Required work:
Go through the records and copy each line where the word "dword" occurs.

Entries:
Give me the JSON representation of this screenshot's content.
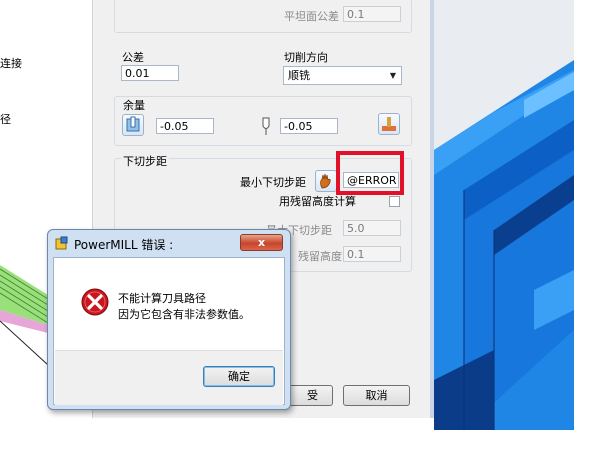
{
  "left_panel": {
    "label_connect": "连接",
    "label_partial": "径"
  },
  "dialog": {
    "flat_tolerance_label": "平坦面公差",
    "flat_tolerance_value": "0.1",
    "tolerance_label": "公差",
    "tolerance_value": "0.01",
    "cut_direction_label": "切削方向",
    "cut_direction_value": "顺铣",
    "allowance_label": "余量",
    "radial_allowance_value": "-0.05",
    "axial_allowance_value": "-0.05",
    "stepdown_group_label": "下切步距",
    "min_stepdown_label": "最小下切步距",
    "min_stepdown_value": "@ERROR",
    "use_cusp_label": "用残留高度计算",
    "max_stepdown_label": "最大下切步距",
    "max_stepdown_value": "5.0",
    "cusp_height_label": "残留高度",
    "cusp_height_value": "0.1",
    "accept_button_partial": "受",
    "cancel_button": "取消"
  },
  "error_dialog": {
    "title": "PowerMILL 错误 :",
    "close_label": "x",
    "message_line1": "不能计算刀具路径",
    "message_line2": "因为它包含有非法参数值。",
    "ok_button": "确定"
  },
  "colors": {
    "part_blue": "#1f86e6",
    "part_dark": "#0b3c8a",
    "highlight_red": "#e3102a",
    "error_red": "#c8171e"
  }
}
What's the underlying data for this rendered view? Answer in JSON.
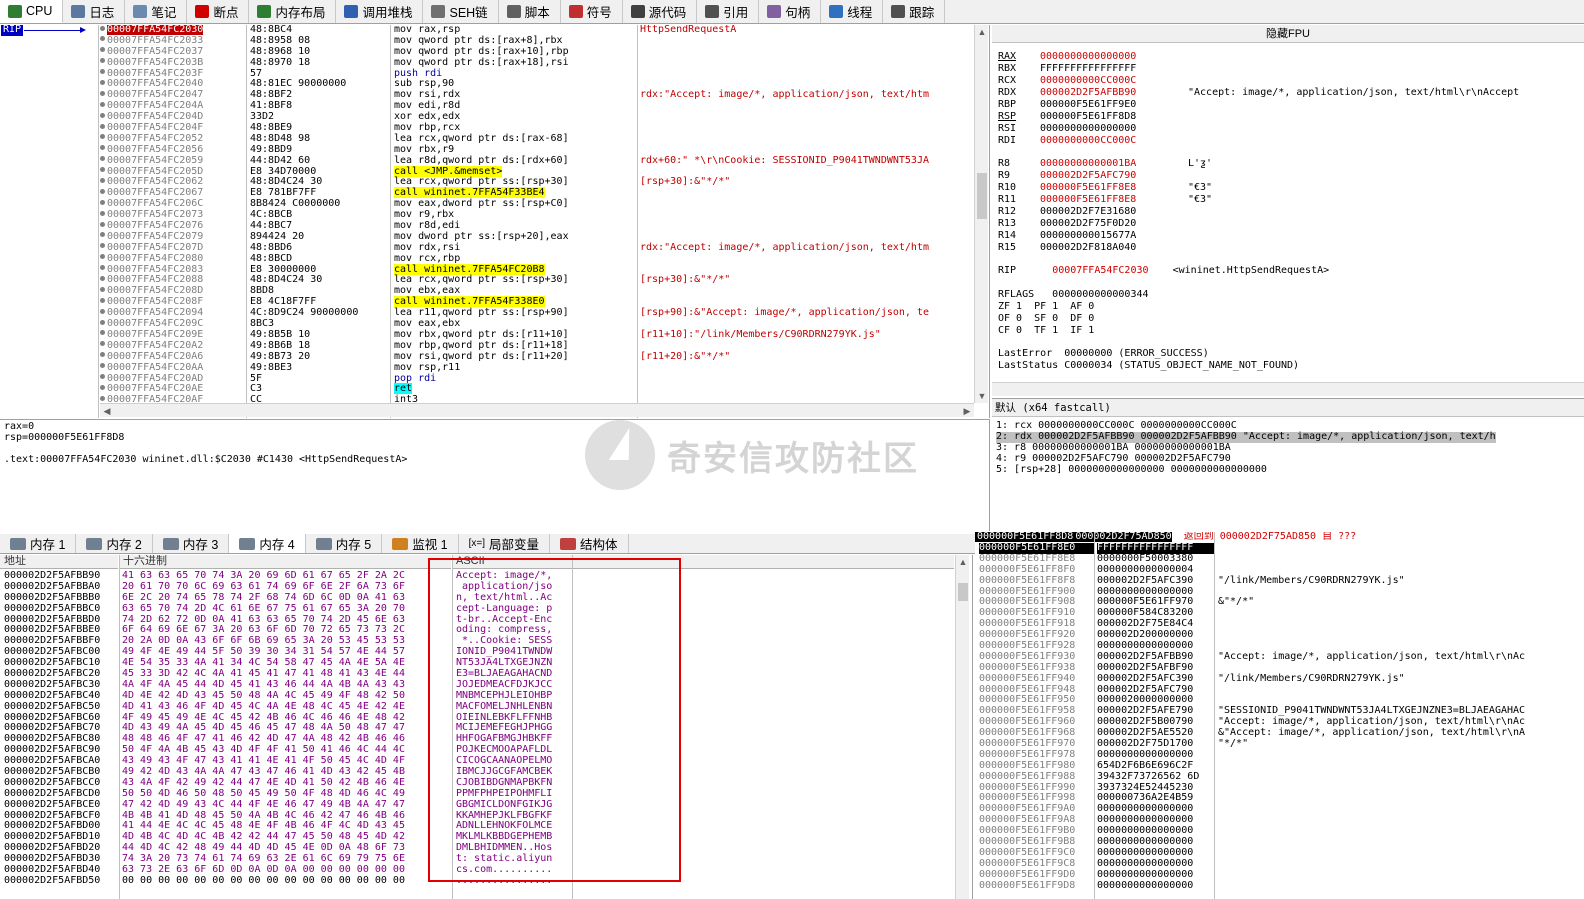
{
  "tabs": [
    {
      "label": "CPU",
      "icon": "cpu-icon",
      "color": "#2e7d32",
      "active": true
    },
    {
      "label": "日志",
      "icon": "log-icon",
      "color": "#5a78a0"
    },
    {
      "label": "笔记",
      "icon": "notes-icon",
      "color": "#6a8ab0"
    },
    {
      "label": "断点",
      "icon": "breakpoint-icon",
      "color": "#d00000"
    },
    {
      "label": "内存布局",
      "icon": "memory-map-icon",
      "color": "#2e7d32"
    },
    {
      "label": "调用堆栈",
      "icon": "call-stack-icon",
      "color": "#3060b0"
    },
    {
      "label": "SEH链",
      "icon": "seh-icon",
      "color": "#707070"
    },
    {
      "label": "脚本",
      "icon": "script-icon",
      "color": "#606060"
    },
    {
      "label": "符号",
      "icon": "symbols-icon",
      "color": "#c03030"
    },
    {
      "label": "源代码",
      "icon": "source-icon",
      "color": "#404040"
    },
    {
      "label": "引用",
      "icon": "references-icon",
      "color": "#505050"
    },
    {
      "label": "句柄",
      "icon": "handles-icon",
      "color": "#8060a0"
    },
    {
      "label": "线程",
      "icon": "threads-icon",
      "color": "#3070c0"
    },
    {
      "label": "跟踪",
      "icon": "trace-icon",
      "color": "#505050"
    }
  ],
  "disasm": {
    "rip_label": "RIP",
    "rows": [
      {
        "addr": "00007FFA54FC2030",
        "bytes": "48:8BC4",
        "ins": "mov rax,rsp",
        "cmt": "HttpSendRequestA",
        "sel": true,
        "kind": "plain"
      },
      {
        "addr": "00007FFA54FC2033",
        "bytes": "48:8958 08",
        "ins": "mov qword ptr ds:[rax+8],rbx",
        "cmt": "",
        "kind": "plain"
      },
      {
        "addr": "00007FFA54FC2037",
        "bytes": "48:8968 10",
        "ins": "mov qword ptr ds:[rax+10],rbp",
        "cmt": "",
        "kind": "plain"
      },
      {
        "addr": "00007FFA54FC203B",
        "bytes": "48:8970 18",
        "ins": "mov qword ptr ds:[rax+18],rsi",
        "cmt": "",
        "kind": "plain"
      },
      {
        "addr": "00007FFA54FC203F",
        "bytes": "57",
        "ins": "push rdi",
        "cmt": "",
        "kind": "push"
      },
      {
        "addr": "00007FFA54FC2040",
        "bytes": "48:81EC 90000000",
        "ins": "sub rsp,90",
        "cmt": "",
        "kind": "plain"
      },
      {
        "addr": "00007FFA54FC2047",
        "bytes": "48:8BF2",
        "ins": "mov rsi,rdx",
        "cmt": "rdx:\"Accept: image/*, application/json, text/htm",
        "kind": "plain"
      },
      {
        "addr": "00007FFA54FC204A",
        "bytes": "41:8BF8",
        "ins": "mov edi,r8d",
        "cmt": "",
        "kind": "plain"
      },
      {
        "addr": "00007FFA54FC204D",
        "bytes": "33D2",
        "ins": "xor edx,edx",
        "cmt": "",
        "kind": "plain"
      },
      {
        "addr": "00007FFA54FC204F",
        "bytes": "48:8BE9",
        "ins": "mov rbp,rcx",
        "cmt": "",
        "kind": "plain"
      },
      {
        "addr": "00007FFA54FC2052",
        "bytes": "48:8D48 98",
        "ins": "lea rcx,qword ptr ds:[rax-68]",
        "cmt": "",
        "kind": "plain"
      },
      {
        "addr": "00007FFA54FC2056",
        "bytes": "49:8BD9",
        "ins": "mov rbx,r9",
        "cmt": "",
        "kind": "plain"
      },
      {
        "addr": "00007FFA54FC2059",
        "bytes": "44:8D42 60",
        "ins": "lea r8d,qword ptr ds:[rdx+60]",
        "cmt": "rdx+60:\" *\\r\\nCookie: SESSIONID_P9041TWNDWNT53JA",
        "kind": "plain"
      },
      {
        "addr": "00007FFA54FC205D",
        "bytes": "E8 34D70000",
        "ins": "call <JMP.&memset>",
        "cmt": "",
        "kind": "call"
      },
      {
        "addr": "00007FFA54FC2062",
        "bytes": "48:8D4C24 30",
        "ins": "lea rcx,qword ptr ss:[rsp+30]",
        "cmt": "[rsp+30]:&\"*/*\"",
        "kind": "plain"
      },
      {
        "addr": "00007FFA54FC2067",
        "bytes": "E8 781BF7FF",
        "ins": "call wininet.7FFA54F33BE4",
        "cmt": "",
        "kind": "call"
      },
      {
        "addr": "00007FFA54FC206C",
        "bytes": "8B8424 C0000000",
        "ins": "mov eax,dword ptr ss:[rsp+C0]",
        "cmt": "",
        "kind": "plain"
      },
      {
        "addr": "00007FFA54FC2073",
        "bytes": "4C:8BCB",
        "ins": "mov r9,rbx",
        "cmt": "",
        "kind": "plain"
      },
      {
        "addr": "00007FFA54FC2076",
        "bytes": "44:8BC7",
        "ins": "mov r8d,edi",
        "cmt": "",
        "kind": "plain"
      },
      {
        "addr": "00007FFA54FC2079",
        "bytes": "894424 20",
        "ins": "mov dword ptr ss:[rsp+20],eax",
        "cmt": "",
        "kind": "plain"
      },
      {
        "addr": "00007FFA54FC207D",
        "bytes": "48:8BD6",
        "ins": "mov rdx,rsi",
        "cmt": "rdx:\"Accept: image/*, application/json, text/htm",
        "kind": "plain"
      },
      {
        "addr": "00007FFA54FC2080",
        "bytes": "48:8BCD",
        "ins": "mov rcx,rbp",
        "cmt": "",
        "kind": "plain"
      },
      {
        "addr": "00007FFA54FC2083",
        "bytes": "E8 30000000",
        "ins": "call wininet.7FFA54FC20B8",
        "cmt": "",
        "kind": "call"
      },
      {
        "addr": "00007FFA54FC2088",
        "bytes": "48:8D4C24 30",
        "ins": "lea rcx,qword ptr ss:[rsp+30]",
        "cmt": "[rsp+30]:&\"*/*\"",
        "kind": "plain"
      },
      {
        "addr": "00007FFA54FC208D",
        "bytes": "8BD8",
        "ins": "mov ebx,eax",
        "cmt": "",
        "kind": "plain"
      },
      {
        "addr": "00007FFA54FC208F",
        "bytes": "E8 4C18F7FF",
        "ins": "call wininet.7FFA54F338E0",
        "cmt": "",
        "kind": "call"
      },
      {
        "addr": "00007FFA54FC2094",
        "bytes": "4C:8D9C24 90000000",
        "ins": "lea r11,qword ptr ss:[rsp+90]",
        "cmt": "[rsp+90]:&\"Accept: image/*, application/json, te",
        "kind": "plain"
      },
      {
        "addr": "00007FFA54FC209C",
        "bytes": "8BC3",
        "ins": "mov eax,ebx",
        "cmt": "",
        "kind": "plain"
      },
      {
        "addr": "00007FFA54FC209E",
        "bytes": "49:8B5B 10",
        "ins": "mov rbx,qword ptr ds:[r11+10]",
        "cmt": "[r11+10]:\"/link/Members/C90RDRN279YK.js\"",
        "kind": "plain"
      },
      {
        "addr": "00007FFA54FC20A2",
        "bytes": "49:8B6B 18",
        "ins": "mov rbp,qword ptr ds:[r11+18]",
        "cmt": "",
        "kind": "plain"
      },
      {
        "addr": "00007FFA54FC20A6",
        "bytes": "49:8B73 20",
        "ins": "mov rsi,qword ptr ds:[r11+20]",
        "cmt": "[r11+20]:&\"*/*\"",
        "kind": "plain"
      },
      {
        "addr": "00007FFA54FC20AA",
        "bytes": "49:8BE3",
        "ins": "mov rsp,r11",
        "cmt": "",
        "kind": "plain"
      },
      {
        "addr": "00007FFA54FC20AD",
        "bytes": "5F",
        "ins": "pop rdi",
        "cmt": "",
        "kind": "push"
      },
      {
        "addr": "00007FFA54FC20AE",
        "bytes": "C3",
        "ins": "ret",
        "cmt": "",
        "kind": "ret"
      },
      {
        "addr": "00007FFA54FC20AF",
        "bytes": "CC",
        "ins": "int3",
        "cmt": "",
        "kind": "plain"
      }
    ]
  },
  "registers": {
    "title": "隐藏FPU",
    "general": [
      {
        "name": "RAX",
        "value": "0000000000000000",
        "chg": true,
        "extra": ""
      },
      {
        "name": "RBX",
        "value": "FFFFFFFFFFFFFFFF",
        "chg": false,
        "extra": ""
      },
      {
        "name": "RCX",
        "value": "0000000000CC000C",
        "chg": true,
        "extra": ""
      },
      {
        "name": "RDX",
        "value": "000002D2F5AFBB90",
        "chg": true,
        "extra": "\"Accept: image/*, application/json, text/html\\r\\nAccept"
      },
      {
        "name": "RBP",
        "value": "000000F5E61FF9E0",
        "chg": false,
        "extra": ""
      },
      {
        "name": "RSP",
        "value": "000000F5E61FF8D8",
        "chg": false,
        "extra": ""
      },
      {
        "name": "RSI",
        "value": "0000000000000000",
        "chg": false,
        "extra": ""
      },
      {
        "name": "RDI",
        "value": "0000000000CC000C",
        "chg": true,
        "extra": ""
      }
    ],
    "ext": [
      {
        "name": "R8",
        "value": "00000000000001BA",
        "chg": true,
        "extra": "L'ƺ'"
      },
      {
        "name": "R9",
        "value": "000002D2F5AFC790",
        "chg": true,
        "extra": ""
      },
      {
        "name": "R10",
        "value": "000000F5E61FF8E8",
        "chg": true,
        "extra": "\"€3\""
      },
      {
        "name": "R11",
        "value": "000000F5E61FF8E8",
        "chg": true,
        "extra": "\"€3\""
      },
      {
        "name": "R12",
        "value": "000002D2F7E31680",
        "chg": false,
        "extra": ""
      },
      {
        "name": "R13",
        "value": "000002D2F75F0D20",
        "chg": false,
        "extra": ""
      },
      {
        "name": "R14",
        "value": "000000000015677A",
        "chg": false,
        "extra": ""
      },
      {
        "name": "R15",
        "value": "000002D2F818A040",
        "chg": false,
        "extra": ""
      }
    ],
    "rip": {
      "name": "RIP",
      "value": "00007FFA54FC2030",
      "extra": "<wininet.HttpSendRequestA>"
    },
    "rflags": "RFLAGS   0000000000000344",
    "flags": [
      "ZF 1  PF 1  AF 0",
      "OF 0  SF 0  DF 0",
      "CF 0  TF 1  IF 1"
    ],
    "lasterror": "LastError  00000000 (ERROR_SUCCESS)",
    "laststatus": "LastStatus C0000034 (STATUS_OBJECT_NAME_NOT_FOUND)"
  },
  "callconv": {
    "title": "默认 (x64 fastcall)",
    "args": [
      "1: rcx 0000000000CC000C 0000000000CC000C",
      "2: rdx 000002D2F5AFBB90 000002D2F5AFBB90 \"Accept: image/*, application/json, text/h",
      "3: r8 00000000000001BA 00000000000001BA",
      "4: r9 000002D2F5AFC790 000002D2F5AFC790",
      "5: [rsp+28] 0000000000000000 0000000000000000"
    ]
  },
  "info": {
    "line1": "rax=0",
    "line2": "rsp=000000F5E61FF8D8",
    "line3": ".text:00007FFA54FC2030 wininet.dll:$C2030 #C1430 <HttpSendRequestA>"
  },
  "watermark": "奇安信攻防社区",
  "bottom_tabs": [
    {
      "label": "内存 1",
      "icon": "memory-icon",
      "active": false
    },
    {
      "label": "内存 2",
      "icon": "memory-icon",
      "active": false
    },
    {
      "label": "内存 3",
      "icon": "memory-icon",
      "active": false
    },
    {
      "label": "内存 4",
      "icon": "memory-icon",
      "active": true
    },
    {
      "label": "内存 5",
      "icon": "memory-icon",
      "active": false
    },
    {
      "label": "监视 1",
      "icon": "watch-icon",
      "active": false
    },
    {
      "label": "局部变量",
      "icon": "locals-icon",
      "active": false,
      "prefix": "[x=]"
    },
    {
      "label": "结构体",
      "icon": "struct-icon",
      "active": false
    }
  ],
  "dump": {
    "h_addr": "地址",
    "h_hex": "十六进制",
    "h_ascii": "ASCII",
    "rows": [
      {
        "a": "000002D2F5AFBB90",
        "h": "41 63 63 65 70 74 3A 20 69 6D 61 67 65 2F 2A 2C",
        "t": "Accept: image/*,"
      },
      {
        "a": "000002D2F5AFBBA0",
        "h": "20 61 70 70 6C 69 63 61 74 69 6F 6E 2F 6A 73 6F",
        "t": " application/jso"
      },
      {
        "a": "000002D2F5AFBBB0",
        "h": "6E 2C 20 74 65 78 74 2F 68 74 6D 6C 0D 0A 41 63",
        "t": "n, text/html..Ac"
      },
      {
        "a": "000002D2F5AFBBC0",
        "h": "63 65 70 74 2D 4C 61 6E 67 75 61 67 65 3A 20 70",
        "t": "cept-Language: p"
      },
      {
        "a": "000002D2F5AFBBD0",
        "h": "74 2D 62 72 0D 0A 41 63 63 65 70 74 2D 45 6E 63",
        "t": "t-br..Accept-Enc"
      },
      {
        "a": "000002D2F5AFBBE0",
        "h": "6F 64 69 6E 67 3A 20 63 6F 6D 70 72 65 73 73 2C",
        "t": "oding: compress,"
      },
      {
        "a": "000002D2F5AFBBF0",
        "h": "20 2A 0D 0A 43 6F 6F 6B 69 65 3A 20 53 45 53 53",
        "t": " *..Cookie: SESS"
      },
      {
        "a": "000002D2F5AFBC00",
        "h": "49 4F 4E 49 44 5F 50 39 30 34 31 54 57 4E 44 57",
        "t": "IONID_P9041TWNDW"
      },
      {
        "a": "000002D2F5AFBC10",
        "h": "4E 54 35 33 4A 41 34 4C 54 58 47 45 4A 4E 5A 4E",
        "t": "NT53JA4LTXGEJNZN"
      },
      {
        "a": "000002D2F5AFBC20",
        "h": "45 33 3D 42 4C 4A 41 45 41 47 41 48 41 43 4E 44",
        "t": "E3=BLJAEAGAHACND"
      },
      {
        "a": "000002D2F5AFBC30",
        "h": "4A 4F 4A 45 44 4D 45 41 43 46 44 4A 4B 4A 43 43",
        "t": "JOJEDMEACFDJKJCC"
      },
      {
        "a": "000002D2F5AFBC40",
        "h": "4D 4E 42 4D 43 45 50 48 4A 4C 45 49 4F 48 42 50",
        "t": "MNBMCEPHJLEIOHBP"
      },
      {
        "a": "000002D2F5AFBC50",
        "h": "4D 41 43 46 4F 4D 45 4C 4A 4E 48 4C 45 4E 42 4E",
        "t": "MACFOMELJNHLENBN"
      },
      {
        "a": "000002D2F5AFBC60",
        "h": "4F 49 45 49 4E 4C 45 42 4B 46 4C 46 46 4E 48 42",
        "t": "OIEINLEBKFLFFNHB"
      },
      {
        "a": "000002D2F5AFBC70",
        "h": "4D 43 49 4A 45 4D 45 46 45 47 48 4A 50 48 47 47",
        "t": "MCIJEMEFEGHJPHGG"
      },
      {
        "a": "000002D2F5AFBC80",
        "h": "48 48 46 4F 47 41 46 42 4D 47 4A 48 42 4B 46 46",
        "t": "HHFOGAFBMGJHBKFF"
      },
      {
        "a": "000002D2F5AFBC90",
        "h": "50 4F 4A 4B 45 43 4D 4F 4F 41 50 41 46 4C 44 4C",
        "t": "POJKECMOOAPAFLDL"
      },
      {
        "a": "000002D2F5AFBCA0",
        "h": "43 49 43 4F 47 43 41 41 4E 41 4F 50 45 4C 4D 4F",
        "t": "CICOGCAANAOPELMO"
      },
      {
        "a": "000002D2F5AFBCB0",
        "h": "49 42 4D 43 4A 4A 47 43 47 46 41 4D 43 42 45 4B",
        "t": "IBMCJJGCGFAMCBEK"
      },
      {
        "a": "000002D2F5AFBCC0",
        "h": "43 4A 4F 42 49 42 44 47 4E 4D 41 50 42 4B 46 4E",
        "t": "CJOBIBDGNMAPBKFN"
      },
      {
        "a": "000002D2F5AFBCD0",
        "h": "50 50 4D 46 50 48 50 45 49 50 4F 48 4D 46 4C 49",
        "t": "PPMFPHPEIPOHMFLI"
      },
      {
        "a": "000002D2F5AFBCE0",
        "h": "47 42 4D 49 43 4C 44 4F 4E 46 47 49 4B 4A 47 47",
        "t": "GBGMICLDONFGIKJG"
      },
      {
        "a": "000002D2F5AFBCF0",
        "h": "4B 4B 41 4D 48 45 50 4A 4B 4C 46 42 47 46 4B 46",
        "t": "KKAMHEPJKLFBGFKF"
      },
      {
        "a": "000002D2F5AFBD00",
        "h": "41 44 4E 4C 4C 45 48 4E 4F 4B 46 4F 4C 4D 43 45",
        "t": "ADNLLEHNOKFOLMCE"
      },
      {
        "a": "000002D2F5AFBD10",
        "h": "4D 4B 4C 4D 4C 4B 42 42 44 47 45 50 48 45 4D 42",
        "t": "MKLMLKBBDGEPHEMB"
      },
      {
        "a": "000002D2F5AFBD20",
        "h": "44 4D 4C 42 48 49 44 4D 4D 45 4E 0D 0A 48 6F 73",
        "t": "DMLBHIDMMEN..Hos"
      },
      {
        "a": "000002D2F5AFBD30",
        "h": "74 3A 20 73 74 61 74 69 63 2E 61 6C 69 79 75 6E",
        "t": "t: static.aliyun"
      },
      {
        "a": "000002D2F5AFBD40",
        "h": "63 73 2E 63 6F 6D 0D 0A 0D 0A 00 00 00 00 00 00",
        "t": "cs.com.........."
      },
      {
        "a": "000002D2F5AFBD50",
        "h": "00 00 00 00 00 00 00 00 00 00 00 00 00 00 00 00",
        "t": "................"
      }
    ]
  },
  "stack": {
    "top_addr": "000000F5E61FF8D8",
    "top_val": "000002D2F75AD850",
    "top_cmt": "返回到 000002D2F75AD850 自 ???",
    "rows": [
      {
        "a": "000000F5E61FF8E0",
        "v": "FFFFFFFFFFFFFFFF",
        "c": ""
      },
      {
        "a": "000000F5E61FF8E8",
        "v": "0000000F50003380",
        "c": ""
      },
      {
        "a": "000000F5E61FF8F0",
        "v": "0000000000000004",
        "c": ""
      },
      {
        "a": "000000F5E61FF8F8",
        "v": "000002D2F5AFC390",
        "c": "\"/link/Members/C90RDRN279YK.js\""
      },
      {
        "a": "000000F5E61FF900",
        "v": "0000000000000000",
        "c": ""
      },
      {
        "a": "000000F5E61FF908",
        "v": "000000F5E61FF970",
        "c": "&\"*/*\""
      },
      {
        "a": "000000F5E61FF910",
        "v": "000000F584C83200",
        "c": ""
      },
      {
        "a": "000000F5E61FF918",
        "v": "000002D2F75E84C4",
        "c": ""
      },
      {
        "a": "000000F5E61FF920",
        "v": "000002D200000000",
        "c": ""
      },
      {
        "a": "000000F5E61FF928",
        "v": "0000000000000000",
        "c": ""
      },
      {
        "a": "000000F5E61FF930",
        "v": "000002D2F5AFBB90",
        "c": "\"Accept: image/*, application/json, text/html\\r\\nAc"
      },
      {
        "a": "000000F5E61FF938",
        "v": "000002D2F5AFBF90",
        "c": ""
      },
      {
        "a": "000000F5E61FF940",
        "v": "000002D2F5AFC390",
        "c": "\"/link/Members/C90RDRN279YK.js\""
      },
      {
        "a": "000000F5E61FF948",
        "v": "000002D2F5AFC790",
        "c": ""
      },
      {
        "a": "000000F5E61FF950",
        "v": "0000020000000000",
        "c": ""
      },
      {
        "a": "000000F5E61FF958",
        "v": "000002D2F5AFE790",
        "c": "\"SESSIONID_P9041TWNDWNT53JA4LTXGEJNZNE3=BLJAEAGAHAC"
      },
      {
        "a": "000000F5E61FF960",
        "v": "000002D2F5B00790",
        "c": "\"Accept: image/*, application/json, text/html\\r\\nAc"
      },
      {
        "a": "000000F5E61FF968",
        "v": "000002D2F5AE5520",
        "c": "&\"Accept: image/*, application/json, text/html\\r\\nA"
      },
      {
        "a": "000000F5E61FF970",
        "v": "000002D2F75D1700",
        "c": "\"*/*\""
      },
      {
        "a": "000000F5E61FF978",
        "v": "0000000000000000",
        "c": ""
      },
      {
        "a": "000000F5E61FF980",
        "v": "654D2F6B6E696C2F",
        "c": ""
      },
      {
        "a": "000000F5E61FF988",
        "v": "39432F73726562 6D",
        "c": ""
      },
      {
        "a": "000000F5E61FF990",
        "v": "3937324E52445230",
        "c": ""
      },
      {
        "a": "000000F5E61FF998",
        "v": "000000736A2E4B59",
        "c": ""
      },
      {
        "a": "000000F5E61FF9A0",
        "v": "0000000000000000",
        "c": ""
      },
      {
        "a": "000000F5E61FF9A8",
        "v": "0000000000000000",
        "c": ""
      },
      {
        "a": "000000F5E61FF9B0",
        "v": "0000000000000000",
        "c": ""
      },
      {
        "a": "000000F5E61FF9B8",
        "v": "0000000000000000",
        "c": ""
      },
      {
        "a": "000000F5E61FF9C0",
        "v": "0000000000000000",
        "c": ""
      },
      {
        "a": "000000F5E61FF9C8",
        "v": "0000000000000000",
        "c": ""
      },
      {
        "a": "000000F5E61FF9D0",
        "v": "0000000000000000",
        "c": ""
      },
      {
        "a": "000000F5E61FF9D8",
        "v": "0000000000000000",
        "c": ""
      }
    ]
  }
}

The answer:
        "ins": "mov eax,dword ptr ss:[rsp+C0]",
        "ins": "mov dword ptr ss:[rsp+20],eax",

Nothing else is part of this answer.